**Aim:** Copy every line of the listing that holds the string "ffffff".

**Stored records:**
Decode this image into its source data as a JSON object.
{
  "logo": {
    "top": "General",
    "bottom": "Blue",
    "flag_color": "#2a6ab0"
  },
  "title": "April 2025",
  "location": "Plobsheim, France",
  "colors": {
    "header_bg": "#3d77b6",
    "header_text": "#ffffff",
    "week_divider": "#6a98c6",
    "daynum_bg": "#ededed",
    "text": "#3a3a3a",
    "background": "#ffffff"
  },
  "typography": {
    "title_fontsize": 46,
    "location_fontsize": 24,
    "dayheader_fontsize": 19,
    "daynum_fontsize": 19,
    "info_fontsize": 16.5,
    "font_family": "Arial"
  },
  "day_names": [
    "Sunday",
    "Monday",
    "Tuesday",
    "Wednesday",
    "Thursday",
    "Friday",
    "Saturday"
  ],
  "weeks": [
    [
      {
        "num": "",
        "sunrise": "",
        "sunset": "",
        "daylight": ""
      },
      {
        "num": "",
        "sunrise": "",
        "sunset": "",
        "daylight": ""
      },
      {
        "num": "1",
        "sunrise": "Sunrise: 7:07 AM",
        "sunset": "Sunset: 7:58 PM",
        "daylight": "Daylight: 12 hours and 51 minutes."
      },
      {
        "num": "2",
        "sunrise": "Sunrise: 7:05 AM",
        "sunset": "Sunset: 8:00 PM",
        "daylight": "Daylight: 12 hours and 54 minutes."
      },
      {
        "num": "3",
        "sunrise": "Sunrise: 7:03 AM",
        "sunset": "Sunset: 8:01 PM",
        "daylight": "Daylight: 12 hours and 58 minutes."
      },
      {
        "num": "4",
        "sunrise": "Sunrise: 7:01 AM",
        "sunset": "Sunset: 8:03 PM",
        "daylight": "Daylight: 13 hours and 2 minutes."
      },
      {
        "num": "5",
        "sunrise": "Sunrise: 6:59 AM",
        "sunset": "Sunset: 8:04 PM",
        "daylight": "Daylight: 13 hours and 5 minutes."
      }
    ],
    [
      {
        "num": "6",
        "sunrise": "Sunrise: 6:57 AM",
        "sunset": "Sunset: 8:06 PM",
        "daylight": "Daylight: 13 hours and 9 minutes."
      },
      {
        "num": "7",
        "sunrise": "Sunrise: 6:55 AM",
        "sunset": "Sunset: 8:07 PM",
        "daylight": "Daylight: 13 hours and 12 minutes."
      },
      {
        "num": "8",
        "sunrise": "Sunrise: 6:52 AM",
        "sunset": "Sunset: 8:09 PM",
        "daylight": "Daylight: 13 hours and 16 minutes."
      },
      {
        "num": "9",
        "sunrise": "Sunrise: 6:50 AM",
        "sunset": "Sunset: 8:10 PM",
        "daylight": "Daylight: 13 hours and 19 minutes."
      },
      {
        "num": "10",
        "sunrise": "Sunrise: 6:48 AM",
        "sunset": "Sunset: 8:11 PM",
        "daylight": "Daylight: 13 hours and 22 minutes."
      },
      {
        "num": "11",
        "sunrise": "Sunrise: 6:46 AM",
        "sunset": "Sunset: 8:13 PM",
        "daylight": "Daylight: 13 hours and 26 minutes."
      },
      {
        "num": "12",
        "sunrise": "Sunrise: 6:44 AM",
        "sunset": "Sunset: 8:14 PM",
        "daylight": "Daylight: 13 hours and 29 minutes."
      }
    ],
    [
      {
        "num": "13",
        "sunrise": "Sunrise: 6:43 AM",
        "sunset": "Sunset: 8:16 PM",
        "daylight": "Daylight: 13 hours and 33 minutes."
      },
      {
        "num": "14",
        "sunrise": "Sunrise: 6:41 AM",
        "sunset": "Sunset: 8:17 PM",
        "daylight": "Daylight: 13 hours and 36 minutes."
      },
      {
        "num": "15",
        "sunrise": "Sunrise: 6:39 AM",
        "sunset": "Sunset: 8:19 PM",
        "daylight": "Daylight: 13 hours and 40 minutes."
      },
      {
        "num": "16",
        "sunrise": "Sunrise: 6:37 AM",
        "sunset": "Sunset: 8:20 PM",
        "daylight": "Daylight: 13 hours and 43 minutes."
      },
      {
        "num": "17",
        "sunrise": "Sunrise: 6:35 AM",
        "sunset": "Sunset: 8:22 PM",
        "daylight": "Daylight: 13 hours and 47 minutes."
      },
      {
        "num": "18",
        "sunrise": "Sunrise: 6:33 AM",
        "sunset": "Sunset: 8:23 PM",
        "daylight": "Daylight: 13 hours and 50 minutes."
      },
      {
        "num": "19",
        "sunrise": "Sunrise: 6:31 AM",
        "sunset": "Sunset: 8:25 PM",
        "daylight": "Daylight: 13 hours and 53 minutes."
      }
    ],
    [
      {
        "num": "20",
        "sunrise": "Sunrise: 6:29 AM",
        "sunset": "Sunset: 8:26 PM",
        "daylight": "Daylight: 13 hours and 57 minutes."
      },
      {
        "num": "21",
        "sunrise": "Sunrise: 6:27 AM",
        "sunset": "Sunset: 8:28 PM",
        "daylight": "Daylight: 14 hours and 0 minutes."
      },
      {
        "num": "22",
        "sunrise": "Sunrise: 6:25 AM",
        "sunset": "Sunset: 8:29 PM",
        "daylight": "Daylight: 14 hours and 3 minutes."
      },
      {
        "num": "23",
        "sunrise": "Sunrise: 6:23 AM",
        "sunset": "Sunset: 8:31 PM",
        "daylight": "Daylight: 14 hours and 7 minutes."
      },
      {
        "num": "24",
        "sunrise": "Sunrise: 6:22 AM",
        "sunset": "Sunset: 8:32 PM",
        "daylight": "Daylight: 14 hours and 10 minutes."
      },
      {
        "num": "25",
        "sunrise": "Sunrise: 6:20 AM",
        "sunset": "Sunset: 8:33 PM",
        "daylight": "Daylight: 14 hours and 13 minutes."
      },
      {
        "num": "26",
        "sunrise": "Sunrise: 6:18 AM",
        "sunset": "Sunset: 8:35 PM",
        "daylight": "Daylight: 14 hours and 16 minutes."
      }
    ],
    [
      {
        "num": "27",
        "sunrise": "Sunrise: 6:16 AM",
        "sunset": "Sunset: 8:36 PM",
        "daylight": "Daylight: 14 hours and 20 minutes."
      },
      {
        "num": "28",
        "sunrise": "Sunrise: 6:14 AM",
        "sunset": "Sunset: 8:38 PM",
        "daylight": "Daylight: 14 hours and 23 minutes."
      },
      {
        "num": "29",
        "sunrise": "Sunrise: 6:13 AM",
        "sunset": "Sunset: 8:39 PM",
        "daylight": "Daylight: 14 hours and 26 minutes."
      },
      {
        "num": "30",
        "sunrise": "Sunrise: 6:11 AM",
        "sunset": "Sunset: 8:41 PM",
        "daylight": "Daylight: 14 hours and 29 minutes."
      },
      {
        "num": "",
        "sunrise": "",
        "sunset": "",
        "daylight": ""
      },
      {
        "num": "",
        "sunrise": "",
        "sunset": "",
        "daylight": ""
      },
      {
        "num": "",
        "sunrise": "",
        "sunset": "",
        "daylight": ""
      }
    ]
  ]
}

**Answer to the task:**
    "header_text": "#ffffff",
    "background": "#ffffff"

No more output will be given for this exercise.